-- start of Exercise input --

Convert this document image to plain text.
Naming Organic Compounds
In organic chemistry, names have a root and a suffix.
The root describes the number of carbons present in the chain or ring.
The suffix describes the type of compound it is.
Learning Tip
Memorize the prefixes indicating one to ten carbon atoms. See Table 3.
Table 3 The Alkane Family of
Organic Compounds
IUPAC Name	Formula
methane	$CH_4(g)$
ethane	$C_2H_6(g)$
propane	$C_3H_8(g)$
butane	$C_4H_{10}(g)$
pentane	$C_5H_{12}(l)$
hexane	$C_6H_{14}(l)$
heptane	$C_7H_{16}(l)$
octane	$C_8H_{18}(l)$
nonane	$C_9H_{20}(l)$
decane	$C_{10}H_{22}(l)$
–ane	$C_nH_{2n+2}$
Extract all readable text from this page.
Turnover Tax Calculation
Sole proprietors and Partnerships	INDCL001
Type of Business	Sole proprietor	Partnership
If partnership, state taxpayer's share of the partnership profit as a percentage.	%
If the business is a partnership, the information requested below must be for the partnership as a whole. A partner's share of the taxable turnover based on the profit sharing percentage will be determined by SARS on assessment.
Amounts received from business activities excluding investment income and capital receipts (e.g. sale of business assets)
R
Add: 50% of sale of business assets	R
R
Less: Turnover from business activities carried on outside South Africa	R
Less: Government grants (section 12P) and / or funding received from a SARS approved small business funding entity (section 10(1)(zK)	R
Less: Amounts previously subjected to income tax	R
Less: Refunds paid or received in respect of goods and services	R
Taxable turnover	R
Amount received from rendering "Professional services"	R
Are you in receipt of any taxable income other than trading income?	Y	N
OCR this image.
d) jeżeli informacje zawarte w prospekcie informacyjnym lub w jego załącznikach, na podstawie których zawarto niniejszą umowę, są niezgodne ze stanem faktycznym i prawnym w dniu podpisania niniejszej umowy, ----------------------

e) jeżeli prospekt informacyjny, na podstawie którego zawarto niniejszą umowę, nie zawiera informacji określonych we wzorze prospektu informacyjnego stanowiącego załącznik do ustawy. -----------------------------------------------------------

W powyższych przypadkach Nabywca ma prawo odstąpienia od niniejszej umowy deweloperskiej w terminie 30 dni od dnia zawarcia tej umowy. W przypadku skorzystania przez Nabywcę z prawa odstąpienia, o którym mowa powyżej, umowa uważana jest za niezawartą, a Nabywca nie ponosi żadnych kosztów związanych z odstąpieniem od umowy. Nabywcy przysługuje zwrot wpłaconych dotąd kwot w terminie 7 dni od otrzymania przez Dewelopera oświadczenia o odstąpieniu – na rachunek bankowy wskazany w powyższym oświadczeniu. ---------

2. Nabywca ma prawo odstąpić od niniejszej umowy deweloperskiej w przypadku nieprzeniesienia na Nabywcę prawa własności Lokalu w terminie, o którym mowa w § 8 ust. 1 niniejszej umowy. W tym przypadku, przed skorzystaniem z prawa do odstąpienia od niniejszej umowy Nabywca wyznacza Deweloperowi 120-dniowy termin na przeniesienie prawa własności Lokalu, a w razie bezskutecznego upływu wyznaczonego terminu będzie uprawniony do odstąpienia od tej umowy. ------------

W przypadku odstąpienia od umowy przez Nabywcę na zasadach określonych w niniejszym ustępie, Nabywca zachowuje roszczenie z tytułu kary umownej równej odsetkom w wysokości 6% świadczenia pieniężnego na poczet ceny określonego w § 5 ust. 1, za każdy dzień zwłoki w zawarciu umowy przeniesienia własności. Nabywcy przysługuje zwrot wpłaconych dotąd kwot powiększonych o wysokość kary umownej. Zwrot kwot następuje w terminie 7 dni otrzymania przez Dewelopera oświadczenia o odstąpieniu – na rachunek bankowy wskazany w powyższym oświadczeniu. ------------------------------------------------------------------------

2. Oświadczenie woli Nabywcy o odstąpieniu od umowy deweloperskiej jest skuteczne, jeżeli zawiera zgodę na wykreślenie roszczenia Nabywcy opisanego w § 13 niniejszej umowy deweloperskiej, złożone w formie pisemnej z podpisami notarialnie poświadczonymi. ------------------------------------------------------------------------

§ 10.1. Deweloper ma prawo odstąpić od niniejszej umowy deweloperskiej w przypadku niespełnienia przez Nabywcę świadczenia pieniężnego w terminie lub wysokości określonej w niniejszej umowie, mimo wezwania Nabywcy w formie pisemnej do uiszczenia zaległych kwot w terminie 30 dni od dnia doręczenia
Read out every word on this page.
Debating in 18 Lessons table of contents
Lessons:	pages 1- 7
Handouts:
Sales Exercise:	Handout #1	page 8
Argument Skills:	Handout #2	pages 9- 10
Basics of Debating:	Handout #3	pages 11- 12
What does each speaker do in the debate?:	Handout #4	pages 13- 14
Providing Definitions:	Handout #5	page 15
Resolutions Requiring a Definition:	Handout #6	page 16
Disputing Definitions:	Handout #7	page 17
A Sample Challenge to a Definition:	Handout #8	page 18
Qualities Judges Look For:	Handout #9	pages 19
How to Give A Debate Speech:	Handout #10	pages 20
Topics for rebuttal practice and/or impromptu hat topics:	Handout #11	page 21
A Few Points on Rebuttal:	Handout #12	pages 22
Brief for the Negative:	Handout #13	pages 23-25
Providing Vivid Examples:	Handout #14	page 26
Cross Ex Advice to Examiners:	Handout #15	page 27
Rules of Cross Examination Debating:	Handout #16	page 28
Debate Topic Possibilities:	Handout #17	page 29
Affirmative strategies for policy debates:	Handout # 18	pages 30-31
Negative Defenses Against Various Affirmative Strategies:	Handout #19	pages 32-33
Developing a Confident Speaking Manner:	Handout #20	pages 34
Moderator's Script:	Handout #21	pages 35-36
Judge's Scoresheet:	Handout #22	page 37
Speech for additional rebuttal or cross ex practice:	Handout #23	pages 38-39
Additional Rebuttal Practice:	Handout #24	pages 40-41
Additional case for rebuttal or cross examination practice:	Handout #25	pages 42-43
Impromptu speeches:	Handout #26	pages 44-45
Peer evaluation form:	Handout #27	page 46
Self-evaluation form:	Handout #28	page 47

-- end of Exercise input --

What to work on: Reproduce the entries above exactly.

Reply to the task:
Convert this document image to plain text.
Naming Organic Compounds
In organic chemistry, names have a root and a suffix.
The root describes the number of carbons present in the chain or ring.
The suffix describes the type of compound it is.
Learning Tip
Memorize the prefixes indicating one to ten carbon atoms. See Table 3.
Table 3 The Alkane Family of
Organic Compounds
IUPAC Name	Formula
methane	$CH_4(g)$
ethane	$C_2H_6(g)$
propane	$C_3H_8(g)$
butane	$C_4H_{10}(g)$
pentane	$C_5H_{12}(l)$
hexane	$C_6H_{14}(l)$
heptane	$C_7H_{16}(l)$
octane	$C_8H_{18}(l)$
nonane	$C_9H_{20}(l)$
decane	$C_{10}H_{22}(l)$
–ane	$C_nH_{2n+2}$
Extract all readable text from this page.
Turnover Tax Calculation
Sole proprietors and Partnerships	INDCL001
Type of Business	Sole proprietor	Partnership
If partnership, state taxpayer's share of the partnership profit as a percentage.	%
If the business is a partnership, the information requested below must be for the partnership as a whole. A partner's share of the taxable turnover based on the profit sharing percentage will be determined by SARS on assessment.
Amounts received from business activities excluding investment income and capital receipts (e.g. sale of business assets)
R
Add: 50% of sale of business assets	R
R
Less: Turnover from business activities carried on outside South Africa	R
Less: Government grants (section 12P) and / or funding received from a SARS approved small business funding entity (section 10(1)(zK)	R
Less: Amounts previously subjected to income tax	R
Less: Refunds paid or received in respect of goods and services	R
Taxable turnover	R
Amount received from rendering "Professional services"	R
Are you in receipt of any taxable income other than trading income?	Y	N
OCR this image.
d) jeżeli informacje zawarte w prospekcie informacyjnym lub w jego załącznikach, na podstawie których zawarto niniejszą umowę, są niezgodne ze stanem faktycznym i prawnym w dniu podpisania niniejszej umowy, ----------------------

e) jeżeli prospekt informacyjny, na podstawie którego zawarto niniejszą umowę, nie zawiera informacji określonych we wzorze prospektu informacyjnego stanowiącego załącznik do ustawy. -----------------------------------------------------------

W powyższych przypadkach Nabywca ma prawo odstąpienia od niniejszej umowy deweloperskiej w terminie 30 dni od dnia zawarcia tej umowy. W przypadku skorzystania przez Nabywcę z prawa odstąpienia, o którym mowa powyżej, umowa uważana jest za niezawartą, a Nabywca nie ponosi żadnych kosztów związanych z odstąpieniem od umowy. Nabywcy przysługuje zwrot wpłaconych dotąd kwot w terminie 7 dni od otrzymania przez Dewelopera oświadczenia o odstąpieniu – na rachunek bankowy wskazany w powyższym oświadczeniu. ---------

2. Nabywca ma prawo odstąpić od niniejszej umowy deweloperskiej w przypadku nieprzeniesienia na Nabywcę prawa własności Lokalu w terminie, o którym mowa w § 8 ust. 1 niniejszej umowy. W tym przypadku, przed skorzystaniem z prawa do odstąpienia od niniejszej umowy Nabywca wyznacza Deweloperowi 120-dniowy termin na przeniesienie prawa własności Lokalu, a w razie bezskutecznego upływu wyznaczonego terminu będzie uprawniony do odstąpienia od tej umowy. ------------

W przypadku odstąpienia od umowy przez Nabywcę na zasadach określonych w niniejszym ustępie, Nabywca zachowuje roszczenie z tytułu kary umownej równej odsetkom w wysokości 6% świadczenia pieniężnego na poczet ceny określonego w § 5 ust. 1, za każdy dzień zwłoki w zawarciu umowy przeniesienia własności. Nabywcy przysługuje zwrot wpłaconych dotąd kwot powiększonych o wysokość kary umownej. Zwrot kwot następuje w terminie 7 dni otrzymania przez Dewelopera oświadczenia o odstąpieniu – na rachunek bankowy wskazany w powyższym oświadczeniu. ------------------------------------------------------------------------

2. Oświadczenie woli Nabywcy o odstąpieniu od umowy deweloperskiej jest skuteczne, jeżeli zawiera zgodę na wykreślenie roszczenia Nabywcy opisanego w § 13 niniejszej umowy deweloperskiej, złożone w formie pisemnej z podpisami notarialnie poświadczonymi. ------------------------------------------------------------------------

§ 10.1. Deweloper ma prawo odstąpić od niniejszej umowy deweloperskiej w przypadku niespełnienia przez Nabywcę świadczenia pieniężnego w terminie lub wysokości określonej w niniejszej umowie, mimo wezwania Nabywcy w formie pisemnej do uiszczenia zaległych kwot w terminie 30 dni od dnia doręczenia
Read out every word on this page.
Debating in 18 Lessons table of contents
Lessons:	pages 1- 7
Handouts:
Sales Exercise:	Handout #1	page 8
Argument Skills:	Handout #2	pages 9- 10
Basics of Debating:	Handout #3	pages 11- 12
What does each speaker do in the debate?:	Handout #4	pages 13- 14
Providing Definitions:	Handout #5	page 15
Resolutions Requiring a Definition:	Handout #6	page 16
Disputing Definitions:	Handout #7	page 17
A Sample Challenge to a Definition:	Handout #8	page 18
Qualities Judges Look For:	Handout #9	pages 19
How to Give A Debate Speech:	Handout #10	pages 20
Topics for rebuttal practice and/or impromptu hat topics:	Handout #11	page 21
A Few Points on Rebuttal:	Handout #12	pages 22
Brief for the Negative:	Handout #13	pages 23-25
Providing Vivid Examples:	Handout #14	page 26
Cross Ex Advice to Examiners:	Handout #15	page 27
Rules of Cross Examination Debating:	Handout #16	page 28
Debate Topic Possibilities:	Handout #17	page 29
Affirmative strategies for policy debates:	Handout # 18	pages 30-31
Negative Defenses Against Various Affirmative Strategies:	Handout #19	pages 32-33
Developing a Confident Speaking Manner:	Handout #20	pages 34
Moderator's Script:	Handout #21	pages 35-36
Judge's Scoresheet:	Handout #22	page 37
Speech for additional rebuttal or cross ex practice:	Handout #23	pages 38-39
Additional Rebuttal Practice:	Handout #24	pages 40-41
Additional case for rebuttal or cross examination practice:	Handout #25	pages 42-43
Impromptu speeches:	Handout #26	pages 44-45
Peer evaluation form:	Handout #27	page 46
Self-evaluation form:	Handout #28	page 47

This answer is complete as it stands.